**Instructions to follow:** Gather up the lines that contain "yellow".

**Dataset extract:**
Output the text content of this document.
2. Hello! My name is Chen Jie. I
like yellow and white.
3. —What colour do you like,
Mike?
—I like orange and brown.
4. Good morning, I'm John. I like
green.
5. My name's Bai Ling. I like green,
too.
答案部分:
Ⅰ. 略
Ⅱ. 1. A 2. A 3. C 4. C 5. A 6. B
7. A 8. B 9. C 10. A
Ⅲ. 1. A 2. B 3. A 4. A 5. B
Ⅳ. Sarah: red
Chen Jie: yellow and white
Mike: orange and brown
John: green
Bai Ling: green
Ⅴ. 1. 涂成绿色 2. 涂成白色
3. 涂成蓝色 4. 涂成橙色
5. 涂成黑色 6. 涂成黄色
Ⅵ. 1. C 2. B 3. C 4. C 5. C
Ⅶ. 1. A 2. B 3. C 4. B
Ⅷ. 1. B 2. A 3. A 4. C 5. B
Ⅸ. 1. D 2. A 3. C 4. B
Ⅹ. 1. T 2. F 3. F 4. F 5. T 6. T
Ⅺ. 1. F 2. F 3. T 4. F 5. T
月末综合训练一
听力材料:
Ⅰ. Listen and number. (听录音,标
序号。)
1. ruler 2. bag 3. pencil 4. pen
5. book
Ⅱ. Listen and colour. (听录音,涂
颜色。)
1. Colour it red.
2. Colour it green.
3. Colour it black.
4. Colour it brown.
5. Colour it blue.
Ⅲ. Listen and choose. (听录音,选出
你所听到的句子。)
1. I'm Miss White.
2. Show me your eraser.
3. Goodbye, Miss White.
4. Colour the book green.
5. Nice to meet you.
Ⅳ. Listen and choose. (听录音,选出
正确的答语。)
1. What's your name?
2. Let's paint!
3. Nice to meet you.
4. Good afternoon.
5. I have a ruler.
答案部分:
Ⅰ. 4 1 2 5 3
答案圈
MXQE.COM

**Task response:**
like yellow and white.
Chen Jie: yellow and white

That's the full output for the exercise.